[Collected data entries]
★ ★ ★

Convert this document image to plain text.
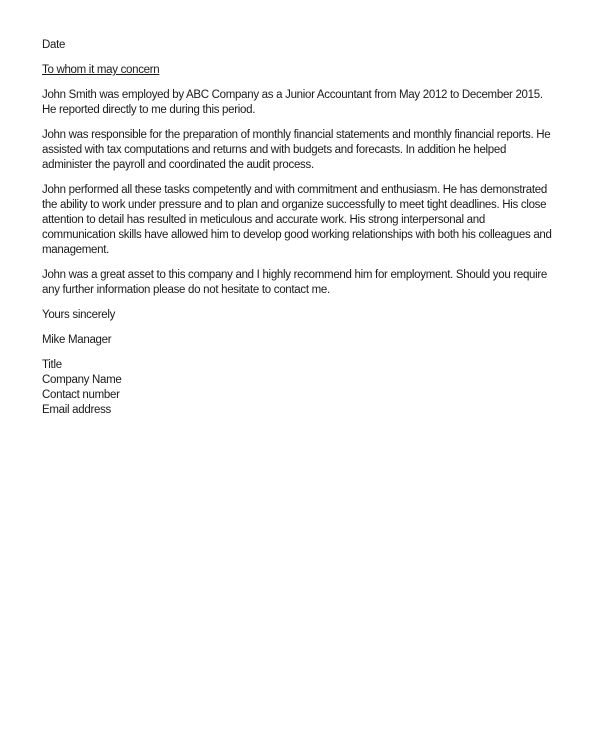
Date

To whom it may concern

John Smith was employed by ABC Company as a Junior Accountant from May 2012 to December 2015. He reported directly to me during this period.

John was responsible for the preparation of monthly financial statements and monthly financial reports. He assisted with tax computations and returns and with budgets and forecasts. In addition he helped administer the payroll and coordinated the audit process.

John performed all these tasks competently and with commitment and enthusiasm. He has demonstrated the ability to work under pressure and to plan and organize successfully to meet tight deadlines. His close attention to detail has resulted in meticulous and accurate work. His strong interpersonal and communication skills have allowed him to develop good working relationships with both his colleagues and management.

John was a great asset to this company and I highly recommend him for employment. Should you require any further information please do not hesitate to contact me.

Yours sincerely

Mike Manager

Title
Company Name
Contact number
Email address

★ ★ ★

■ **Requirements**
Set the entries down again exactly. Do not include the images.

■ **Written solution**
Convert this document image to plain text.
Date

To whom it may concern

John Smith was employed by ABC Company as a Junior Accountant from May 2012 to December 2015. He reported directly to me during this period.

John was responsible for the preparation of monthly financial statements and monthly financial reports. He assisted with tax computations and returns and with budgets and forecasts. In addition he helped administer the payroll and coordinated the audit process.

John performed all these tasks competently and with commitment and enthusiasm. He has demonstrated the ability to work under pressure and to plan and organize successfully to meet tight deadlines. His close attention to detail has resulted in meticulous and accurate work. His strong interpersonal and communication skills have allowed him to develop good working relationships with both his colleagues and management.

John was a great asset to this company and I highly recommend him for employment. Should you require any further information please do not hesitate to contact me.

Yours sincerely

Mike Manager

Title
Company Name
Contact number
Email address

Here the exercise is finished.